* begin *

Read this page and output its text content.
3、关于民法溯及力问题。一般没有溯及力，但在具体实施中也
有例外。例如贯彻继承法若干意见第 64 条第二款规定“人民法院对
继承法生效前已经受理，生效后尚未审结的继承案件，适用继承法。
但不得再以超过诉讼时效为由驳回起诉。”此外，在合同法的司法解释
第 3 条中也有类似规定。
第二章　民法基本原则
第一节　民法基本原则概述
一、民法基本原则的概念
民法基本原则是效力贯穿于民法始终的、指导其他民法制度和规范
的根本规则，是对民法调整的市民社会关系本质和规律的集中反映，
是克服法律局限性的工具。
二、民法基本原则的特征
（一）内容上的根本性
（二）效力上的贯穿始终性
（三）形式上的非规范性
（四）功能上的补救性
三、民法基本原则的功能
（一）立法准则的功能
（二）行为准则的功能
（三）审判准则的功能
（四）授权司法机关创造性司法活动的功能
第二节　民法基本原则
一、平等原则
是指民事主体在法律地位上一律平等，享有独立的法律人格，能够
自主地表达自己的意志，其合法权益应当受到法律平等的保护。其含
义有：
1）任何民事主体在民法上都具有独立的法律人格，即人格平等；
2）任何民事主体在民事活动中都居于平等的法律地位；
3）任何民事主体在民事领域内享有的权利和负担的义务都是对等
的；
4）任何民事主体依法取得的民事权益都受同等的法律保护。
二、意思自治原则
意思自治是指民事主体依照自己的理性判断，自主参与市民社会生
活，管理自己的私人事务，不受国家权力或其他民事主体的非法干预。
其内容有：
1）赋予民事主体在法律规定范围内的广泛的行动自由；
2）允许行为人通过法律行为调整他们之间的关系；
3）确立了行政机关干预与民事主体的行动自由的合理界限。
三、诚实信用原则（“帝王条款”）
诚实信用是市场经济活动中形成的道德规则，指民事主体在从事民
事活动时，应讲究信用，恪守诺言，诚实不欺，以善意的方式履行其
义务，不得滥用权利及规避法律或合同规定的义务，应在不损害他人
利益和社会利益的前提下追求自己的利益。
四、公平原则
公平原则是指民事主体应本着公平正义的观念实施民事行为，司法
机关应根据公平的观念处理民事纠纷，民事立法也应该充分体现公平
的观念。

* end *

**WHAT YOU SHOULD DO:** Reproduce every entry shown above, precisely as it stands.

**FINAL ANSWER:**
Read this page and output its text content.
3、关于民法溯及力问题。一般没有溯及力，但在具体实施中也
有例外。例如贯彻继承法若干意见第 64 条第二款规定“人民法院对
继承法生效前已经受理，生效后尚未审结的继承案件，适用继承法。
但不得再以超过诉讼时效为由驳回起诉。”此外，在合同法的司法解释
第 3 条中也有类似规定。
第二章　民法基本原则
第一节　民法基本原则概述
一、民法基本原则的概念
民法基本原则是效力贯穿于民法始终的、指导其他民法制度和规范
的根本规则，是对民法调整的市民社会关系本质和规律的集中反映，
是克服法律局限性的工具。
二、民法基本原则的特征
（一）内容上的根本性
（二）效力上的贯穿始终性
（三）形式上的非规范性
（四）功能上的补救性
三、民法基本原则的功能
（一）立法准则的功能
（二）行为准则的功能
（三）审判准则的功能
（四）授权司法机关创造性司法活动的功能
第二节　民法基本原则
一、平等原则
是指民事主体在法律地位上一律平等，享有独立的法律人格，能够
自主地表达自己的意志，其合法权益应当受到法律平等的保护。其含
义有：
1）任何民事主体在民法上都具有独立的法律人格，即人格平等；
2）任何民事主体在民事活动中都居于平等的法律地位；
3）任何民事主体在民事领域内享有的权利和负担的义务都是对等
的；
4）任何民事主体依法取得的民事权益都受同等的法律保护。
二、意思自治原则
意思自治是指民事主体依照自己的理性判断，自主参与市民社会生
活，管理自己的私人事务，不受国家权力或其他民事主体的非法干预。
其内容有：
1）赋予民事主体在法律规定范围内的广泛的行动自由；
2）允许行为人通过法律行为调整他们之间的关系；
3）确立了行政机关干预与民事主体的行动自由的合理界限。
三、诚实信用原则（“帝王条款”）
诚实信用是市场经济活动中形成的道德规则，指民事主体在从事民
事活动时，应讲究信用，恪守诺言，诚实不欺，以善意的方式履行其
义务，不得滥用权利及规避法律或合同规定的义务，应在不损害他人
利益和社会利益的前提下追求自己的利益。
四、公平原则
公平原则是指民事主体应本着公平正义的观念实施民事行为，司法
机关应根据公平的观念处理民事纠纷，民事立法也应该充分体现公平
的观念。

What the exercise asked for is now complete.